TASK MATERIAL.
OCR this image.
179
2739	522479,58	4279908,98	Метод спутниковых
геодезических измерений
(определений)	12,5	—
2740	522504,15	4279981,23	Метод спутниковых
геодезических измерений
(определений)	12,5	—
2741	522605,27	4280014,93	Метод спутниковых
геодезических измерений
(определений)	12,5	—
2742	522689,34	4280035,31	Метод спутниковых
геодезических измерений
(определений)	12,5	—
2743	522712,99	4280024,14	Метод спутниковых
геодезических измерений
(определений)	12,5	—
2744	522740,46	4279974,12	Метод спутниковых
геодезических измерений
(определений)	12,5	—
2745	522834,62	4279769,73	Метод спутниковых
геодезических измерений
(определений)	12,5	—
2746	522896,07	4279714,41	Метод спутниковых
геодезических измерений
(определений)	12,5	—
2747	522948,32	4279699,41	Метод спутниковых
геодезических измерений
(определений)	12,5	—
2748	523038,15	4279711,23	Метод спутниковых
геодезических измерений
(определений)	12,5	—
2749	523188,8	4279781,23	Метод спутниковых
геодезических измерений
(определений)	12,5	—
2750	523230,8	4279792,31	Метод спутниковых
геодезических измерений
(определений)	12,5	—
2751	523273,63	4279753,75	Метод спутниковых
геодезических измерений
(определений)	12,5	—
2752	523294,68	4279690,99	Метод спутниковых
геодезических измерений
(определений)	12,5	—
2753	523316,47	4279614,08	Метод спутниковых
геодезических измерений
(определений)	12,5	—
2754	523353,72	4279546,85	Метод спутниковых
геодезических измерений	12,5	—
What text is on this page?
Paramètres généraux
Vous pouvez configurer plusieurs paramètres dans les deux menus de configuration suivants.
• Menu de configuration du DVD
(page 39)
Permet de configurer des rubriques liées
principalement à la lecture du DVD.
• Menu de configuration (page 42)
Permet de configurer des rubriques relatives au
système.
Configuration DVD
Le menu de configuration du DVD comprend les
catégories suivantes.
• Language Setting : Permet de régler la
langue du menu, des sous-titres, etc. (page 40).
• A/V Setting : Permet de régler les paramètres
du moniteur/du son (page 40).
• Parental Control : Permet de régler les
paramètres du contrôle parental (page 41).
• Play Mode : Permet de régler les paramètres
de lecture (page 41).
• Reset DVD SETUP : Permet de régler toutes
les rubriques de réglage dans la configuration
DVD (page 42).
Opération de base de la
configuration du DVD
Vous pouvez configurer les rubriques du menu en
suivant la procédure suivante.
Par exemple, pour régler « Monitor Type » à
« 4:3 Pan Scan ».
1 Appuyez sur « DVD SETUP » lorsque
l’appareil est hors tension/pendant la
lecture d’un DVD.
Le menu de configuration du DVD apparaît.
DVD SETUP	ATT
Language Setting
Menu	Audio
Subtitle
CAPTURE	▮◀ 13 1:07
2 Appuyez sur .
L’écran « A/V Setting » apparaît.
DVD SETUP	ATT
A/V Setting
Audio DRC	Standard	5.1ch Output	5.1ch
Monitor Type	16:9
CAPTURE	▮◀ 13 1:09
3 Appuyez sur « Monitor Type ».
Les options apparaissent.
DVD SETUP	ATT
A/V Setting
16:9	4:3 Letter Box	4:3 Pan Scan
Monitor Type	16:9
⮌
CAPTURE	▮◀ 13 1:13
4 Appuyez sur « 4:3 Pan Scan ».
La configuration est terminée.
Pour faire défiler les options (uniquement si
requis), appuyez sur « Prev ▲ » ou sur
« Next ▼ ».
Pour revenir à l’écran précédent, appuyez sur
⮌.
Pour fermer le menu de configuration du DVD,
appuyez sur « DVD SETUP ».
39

PROBLEM TO WORK ON. In the entries above, find each line with the string "Monitor" and copy it.

SOLUTION FOR THIS PROBLEM.
Par exemple, pour régler « Monitor Type » à
Monitor Type	16:9
3 Appuyez sur « Monitor Type ».
Monitor Type	16:9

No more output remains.